• [Exercise goal]
Scan the records and identify every line in which the string "بانک" occurs, then return those lines.

Stored entries:
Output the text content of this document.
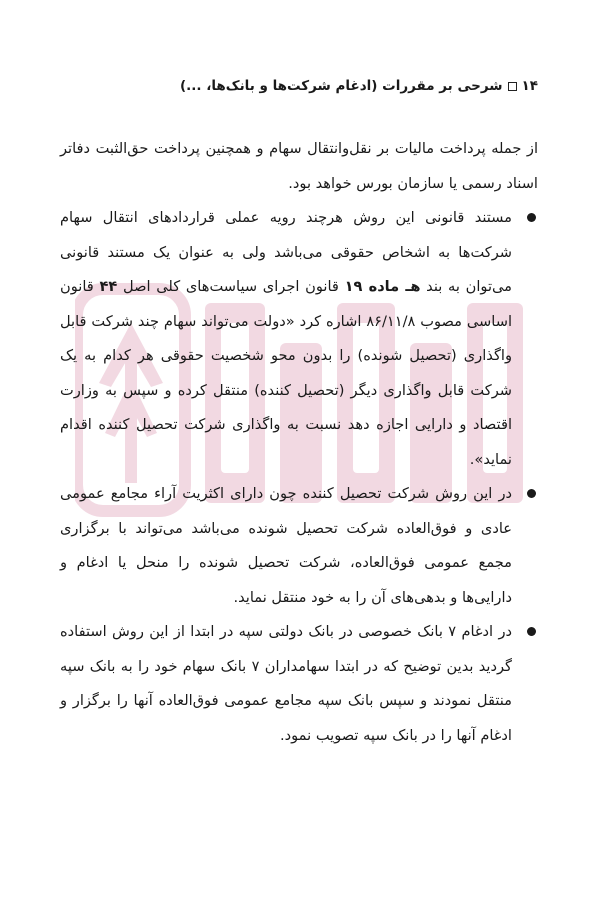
۱۴
شرحی بر مقررات (ادغام شرکت‌ها و بانک‌ها، ...)

از جمله پرداخت مالیات بر نقل‌وانتقال سهام و همچنین پرداخت حق‌الثبت دفاتر اسناد رسمی یا سازمان بورس خواهد بود.

مستند قانونی این روش هرچند رویه عملی قراردادهای انتقال سهام شرکت‌ها به اشخاص حقوقی می‌باشد ولی به عنوان یک مستند قانونی می‌توان به بند هـ ماده ۱۹ قانون اجرای سیاست‌های کلی اصل ۴۴ قانون اساسی مصوب ۸۶/۱۱/۸ اشاره کرد «دولت می‌تواند سهام چند شرکت قابل واگذاری (تحصیل شونده) را بدون محو شخصیت حقوقی هر کدام به یک شرکت قابل واگذاری دیگر (تحصیل کننده) منتقل کرده و سپس به وزارت اقتصاد و دارایی اجازه دهد نسبت به واگذاری شرکت تحصیل کننده اقدام نماید».

در این روش شرکت تحصیل کننده چون دارای اکثریت آراء مجامع عمومی عادی و فوق‌العاده شرکت تحصیل شونده می‌باشد می‌تواند با برگزاری مجمع عمومی فوق‌العاده، شرکت تحصیل شونده را منحل یا ادغام و دارایی‌ها و بدهی‌های آن را به خود منتقل نماید.

در ادغام ۷ بانک خصوصی در بانک دولتی سپه در ابتدا از این روش استفاده گردید بدین توضیح که در ابتدا سهامداران ۷ بانک سهام خود را به بانک سپه منتقل نمودند و سپس بانک سپه مجامع عمومی فوق‌العاده آنها را برگزار و ادغام آنها را در بانک سپه تصویب نمود.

• [Answer to the exercise]
شرحی بر مقررات (ادغام شرکت‌ها و بانک‌ها، ...)
در ادغام ۷ بانک خصوصی در بانک دولتی سپه در ابتدا از این روش استفاده گردید بدین توضیح که در ابتدا سهامداران ۷ بانک سهام خود را به بانک سپه منتقل نمودند و سپس بانک سپه مجامع عمومی فوق‌العاده آنها را برگزار و ادغام آنها را در بانک سپه تصویب نمود.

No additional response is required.